Gather every line from the entries below that includes "rozwoju".

^^^^^^^^

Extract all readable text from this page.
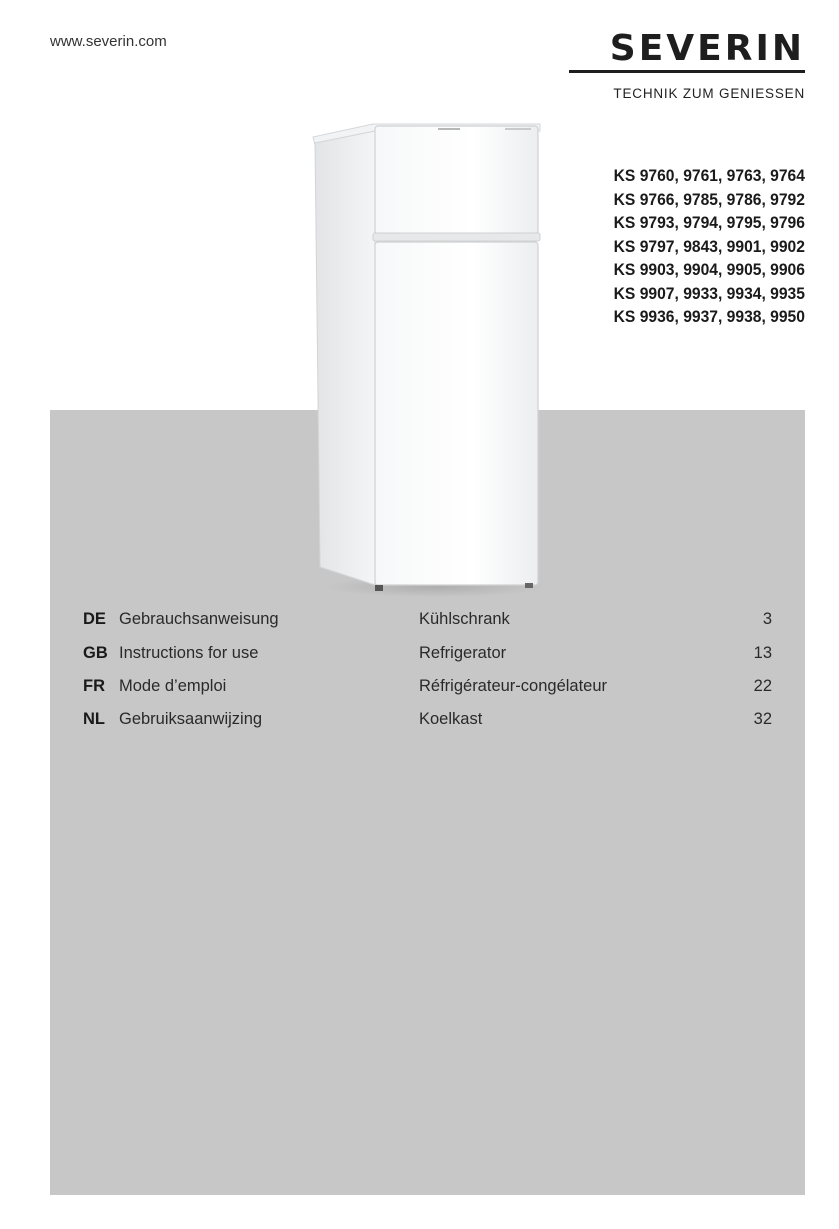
www.severin.com	SEVERIN
TECHNIK ZUM GENIESSEN
KS 9760, 9761, 9763, 9764
KS 9766, 9785, 9786, 9792
KS 9793, 9794, 9795, 9796
KS 9797, 9843, 9901, 9902
KS 9903, 9904, 9905, 9906
KS 9907, 9933, 9934, 9935
KS 9936, 9937, 9938, 9950
DE Gebrauchsanweisung	Kühlschrank	3
GB Instructions for use	Refrigerator	13
FR Mode d’emploi	Réfrigérateur-congélateur	22
NL Gebruiksaanwijzing	Koelkast	32
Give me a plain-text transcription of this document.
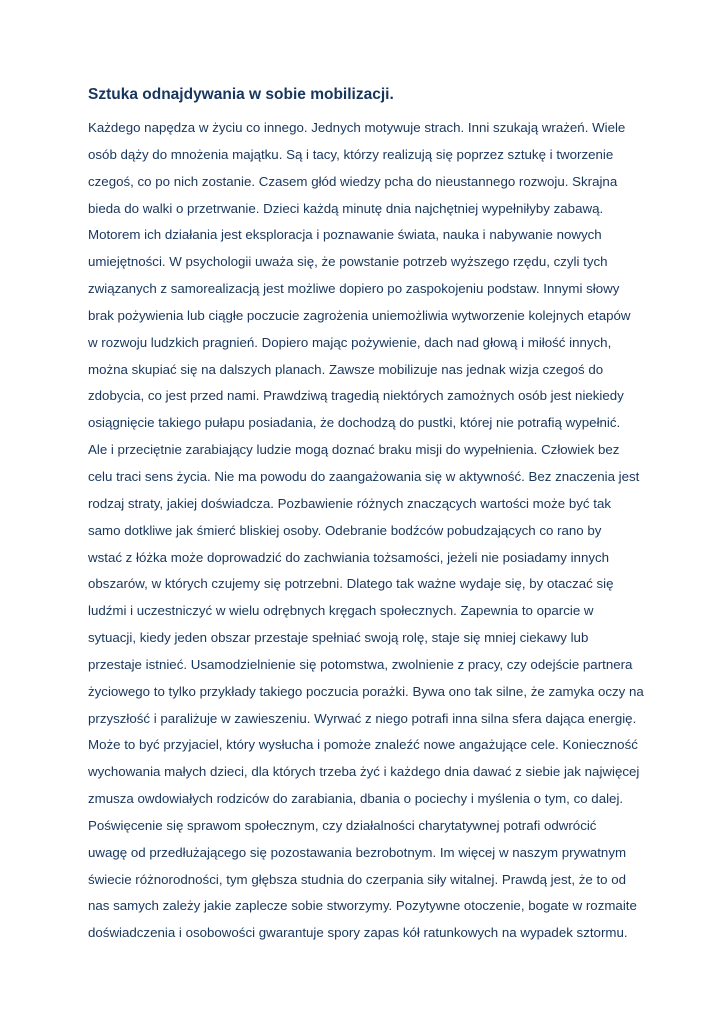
Sztuka odnajdywania w sobie mobilizacji.
Każdego napędza w życiu co innego. Jednych motywuje strach. Inni szukają wrażeń. Wiele
osób dąży do mnożenia majątku. Są i tacy, którzy realizują się poprzez sztukę i tworzenie
czegoś, co po nich zostanie. Czasem głód wiedzy pcha do nieustannego rozwoju. Skrajna
bieda do walki o przetrwanie. Dzieci każdą minutę dnia najchętniej wypełniłyby zabawą.
Motorem ich działania jest eksploracja i poznawanie świata, nauka i nabywanie nowych
umiejętności. W psychologii uważa się, że powstanie potrzeb wyższego rzędu, czyli tych
związanych z samorealizacją jest możliwe dopiero po zaspokojeniu podstaw. Innymi słowy
brak pożywienia lub ciągłe poczucie zagrożenia uniemożliwia wytworzenie kolejnych etapów
w rozwoju ludzkich pragnień. Dopiero mając pożywienie, dach nad głową i miłość innych,
można skupiać się na dalszych planach. Zawsze mobilizuje nas jednak wizja czegoś do
zdobycia, co jest przed nami. Prawdziwą tragedią niektórych zamożnych osób jest niekiedy
osiągnięcie takiego pułapu posiadania, że dochodzą do pustki, której nie potrafią wypełnić.
Ale i przeciętnie zarabiający ludzie mogą doznać braku misji do wypełnienia. Człowiek bez
celu traci sens życia. Nie ma powodu do zaangażowania się w aktywność. Bez znaczenia jest
rodzaj straty, jakiej doświadcza. Pozbawienie różnych znaczących wartości może być tak
samo dotkliwe jak śmierć bliskiej osoby. Odebranie bodźców pobudzających co rano by
wstać z łóżka może doprowadzić do zachwiania tożsamości, jeżeli nie posiadamy innych
obszarów, w których czujemy się potrzebni. Dlatego tak ważne wydaje się, by otaczać się
ludźmi i uczestniczyć w wielu odrębnych kręgach społecznych. Zapewnia to oparcie w
sytuacji, kiedy jeden obszar przestaje spełniać swoją rolę, staje się mniej ciekawy lub
przestaje istnieć. Usamodzielnienie się potomstwa, zwolnienie z pracy, czy odejście partnera
życiowego to tylko przykłady takiego poczucia porażki. Bywa ono tak silne, że zamyka oczy na
przyszłość i paraliżuje w zawieszeniu. Wyrwać z niego potrafi inna silna sfera dająca energię.
Może to być przyjaciel, który wysłucha i pomoże znaleźć nowe angażujące cele. Konieczność
wychowania małych dzieci, dla których trzeba żyć i każdego dnia dawać z siebie jak najwięcej
zmusza owdowiałych rodziców do zarabiania, dbania o pociechy i myślenia o tym, co dalej.
Poświęcenie się sprawom społecznym, czy działalności charytatywnej potrafi odwrócić
uwagę od przedłużającego się pozostawania bezrobotnym. Im więcej w naszym prywatnym
świecie różnorodności, tym głębsza studnia do czerpania siły witalnej. Prawdą jest, że to od
nas samych zależy jakie zaplecze sobie stworzymy. Pozytywne otoczenie, bogate w rozmaite
doświadczenia i osobowości gwarantuje spory zapas kół ratunkowych na wypadek sztormu.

^^^^^^^^

OUTPUT OF THE TASK
czegoś, co po nich zostanie. Czasem głód wiedzy pcha do nieustannego rozwoju. Skrajna
w rozwoju ludzkich pragnień. Dopiero mając pożywienie, dach nad głową i miłość innych,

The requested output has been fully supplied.